** Begin Listed entries **
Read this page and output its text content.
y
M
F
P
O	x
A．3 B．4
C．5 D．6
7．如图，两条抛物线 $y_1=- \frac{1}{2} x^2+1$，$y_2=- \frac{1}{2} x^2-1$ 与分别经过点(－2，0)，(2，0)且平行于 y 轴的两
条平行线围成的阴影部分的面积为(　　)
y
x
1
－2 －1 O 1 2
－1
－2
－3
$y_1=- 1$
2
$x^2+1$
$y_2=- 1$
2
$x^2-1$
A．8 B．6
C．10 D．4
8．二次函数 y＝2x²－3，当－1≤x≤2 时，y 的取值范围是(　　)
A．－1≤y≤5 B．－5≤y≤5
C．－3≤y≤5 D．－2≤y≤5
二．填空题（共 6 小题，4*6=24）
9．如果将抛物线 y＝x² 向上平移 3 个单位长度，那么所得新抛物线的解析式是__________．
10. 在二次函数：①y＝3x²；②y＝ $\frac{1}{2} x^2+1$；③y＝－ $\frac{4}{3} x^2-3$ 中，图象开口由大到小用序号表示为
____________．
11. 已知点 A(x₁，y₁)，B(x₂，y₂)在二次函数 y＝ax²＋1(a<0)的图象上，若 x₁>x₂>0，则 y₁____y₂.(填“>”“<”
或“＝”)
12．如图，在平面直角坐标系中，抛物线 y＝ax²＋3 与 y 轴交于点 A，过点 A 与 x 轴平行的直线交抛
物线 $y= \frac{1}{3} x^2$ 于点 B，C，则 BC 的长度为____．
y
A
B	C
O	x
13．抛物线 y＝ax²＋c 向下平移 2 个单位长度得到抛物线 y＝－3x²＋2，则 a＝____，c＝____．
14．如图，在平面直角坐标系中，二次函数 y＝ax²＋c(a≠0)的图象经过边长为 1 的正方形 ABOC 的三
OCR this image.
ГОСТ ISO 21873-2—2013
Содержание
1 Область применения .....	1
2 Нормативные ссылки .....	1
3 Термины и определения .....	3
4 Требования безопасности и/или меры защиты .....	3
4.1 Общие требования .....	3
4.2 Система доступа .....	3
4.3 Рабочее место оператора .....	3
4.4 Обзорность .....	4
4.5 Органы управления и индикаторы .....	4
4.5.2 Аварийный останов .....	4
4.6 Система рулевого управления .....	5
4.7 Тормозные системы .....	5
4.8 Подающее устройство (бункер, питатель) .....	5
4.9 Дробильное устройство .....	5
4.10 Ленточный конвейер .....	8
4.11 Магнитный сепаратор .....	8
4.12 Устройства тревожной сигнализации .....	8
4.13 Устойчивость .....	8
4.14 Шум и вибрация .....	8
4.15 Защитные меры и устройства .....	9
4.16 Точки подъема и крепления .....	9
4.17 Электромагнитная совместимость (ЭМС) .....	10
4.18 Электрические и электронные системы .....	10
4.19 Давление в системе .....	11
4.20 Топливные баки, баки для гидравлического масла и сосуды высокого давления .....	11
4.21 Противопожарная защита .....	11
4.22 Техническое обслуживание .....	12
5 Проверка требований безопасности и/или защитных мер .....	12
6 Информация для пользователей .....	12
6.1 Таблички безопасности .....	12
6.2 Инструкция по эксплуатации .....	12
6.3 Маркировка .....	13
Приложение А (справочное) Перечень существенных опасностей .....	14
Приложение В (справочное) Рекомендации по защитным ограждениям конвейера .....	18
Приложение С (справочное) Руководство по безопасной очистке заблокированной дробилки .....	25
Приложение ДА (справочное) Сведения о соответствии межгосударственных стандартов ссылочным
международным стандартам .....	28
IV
** End Listed entries **
Write the entries again, exactly as they stand.

-- Expected output --
Read this page and output its text content.
y
M
F
P
O	x
A．3 B．4
C．5 D．6
7．如图，两条抛物线 $y_1=- \frac{1}{2} x^2+1$，$y_2=- \frac{1}{2} x^2-1$ 与分别经过点(－2，0)，(2，0)且平行于 y 轴的两
条平行线围成的阴影部分的面积为(　　)
y
x
1
－2 －1 O 1 2
－1
－2
－3
$y_1=- 1$
2
$x^2+1$
$y_2=- 1$
2
$x^2-1$
A．8 B．6
C．10 D．4
8．二次函数 y＝2x²－3，当－1≤x≤2 时，y 的取值范围是(　　)
A．－1≤y≤5 B．－5≤y≤5
C．－3≤y≤5 D．－2≤y≤5
二．填空题（共 6 小题，4*6=24）
9．如果将抛物线 y＝x² 向上平移 3 个单位长度，那么所得新抛物线的解析式是__________．
10. 在二次函数：①y＝3x²；②y＝ $\frac{1}{2} x^2+1$；③y＝－ $\frac{4}{3} x^2-3$ 中，图象开口由大到小用序号表示为
____________．
11. 已知点 A(x₁，y₁)，B(x₂，y₂)在二次函数 y＝ax²＋1(a<0)的图象上，若 x₁>x₂>0，则 y₁____y₂.(填“>”“<”
或“＝”)
12．如图，在平面直角坐标系中，抛物线 y＝ax²＋3 与 y 轴交于点 A，过点 A 与 x 轴平行的直线交抛
物线 $y= \frac{1}{3} x^2$ 于点 B，C，则 BC 的长度为____．
y
A
B	C
O	x
13．抛物线 y＝ax²＋c 向下平移 2 个单位长度得到抛物线 y＝－3x²＋2，则 a＝____，c＝____．
14．如图，在平面直角坐标系中，二次函数 y＝ax²＋c(a≠0)的图象经过边长为 1 的正方形 ABOC 的三
OCR this image.
ГОСТ ISO 21873-2—2013
Содержание
1 Область применения .....	1
2 Нормативные ссылки .....	1
3 Термины и определения .....	3
4 Требования безопасности и/или меры защиты .....	3
4.1 Общие требования .....	3
4.2 Система доступа .....	3
4.3 Рабочее место оператора .....	3
4.4 Обзорность .....	4
4.5 Органы управления и индикаторы .....	4
4.5.2 Аварийный останов .....	4
4.6 Система рулевого управления .....	5
4.7 Тормозные системы .....	5
4.8 Подающее устройство (бункер, питатель) .....	5
4.9 Дробильное устройство .....	5
4.10 Ленточный конвейер .....	8
4.11 Магнитный сепаратор .....	8
4.12 Устройства тревожной сигнализации .....	8
4.13 Устойчивость .....	8
4.14 Шум и вибрация .....	8
4.15 Защитные меры и устройства .....	9
4.16 Точки подъема и крепления .....	9
4.17 Электромагнитная совместимость (ЭМС) .....	10
4.18 Электрические и электронные системы .....	10
4.19 Давление в системе .....	11
4.20 Топливные баки, баки для гидравлического масла и сосуды высокого давления .....	11
4.21 Противопожарная защита .....	11
4.22 Техническое обслуживание .....	12
5 Проверка требований безопасности и/или защитных мер .....	12
6 Информация для пользователей .....	12
6.1 Таблички безопасности .....	12
6.2 Инструкция по эксплуатации .....	12
6.3 Маркировка .....	13
Приложение А (справочное) Перечень существенных опасностей .....	14
Приложение В (справочное) Рекомендации по защитным ограждениям конвейера .....	18
Приложение С (справочное) Руководство по безопасной очистке заблокированной дробилки .....	25
Приложение ДА (справочное) Сведения о соответствии межгосударственных стандартов ссылочным
международным стандартам .....	28
IV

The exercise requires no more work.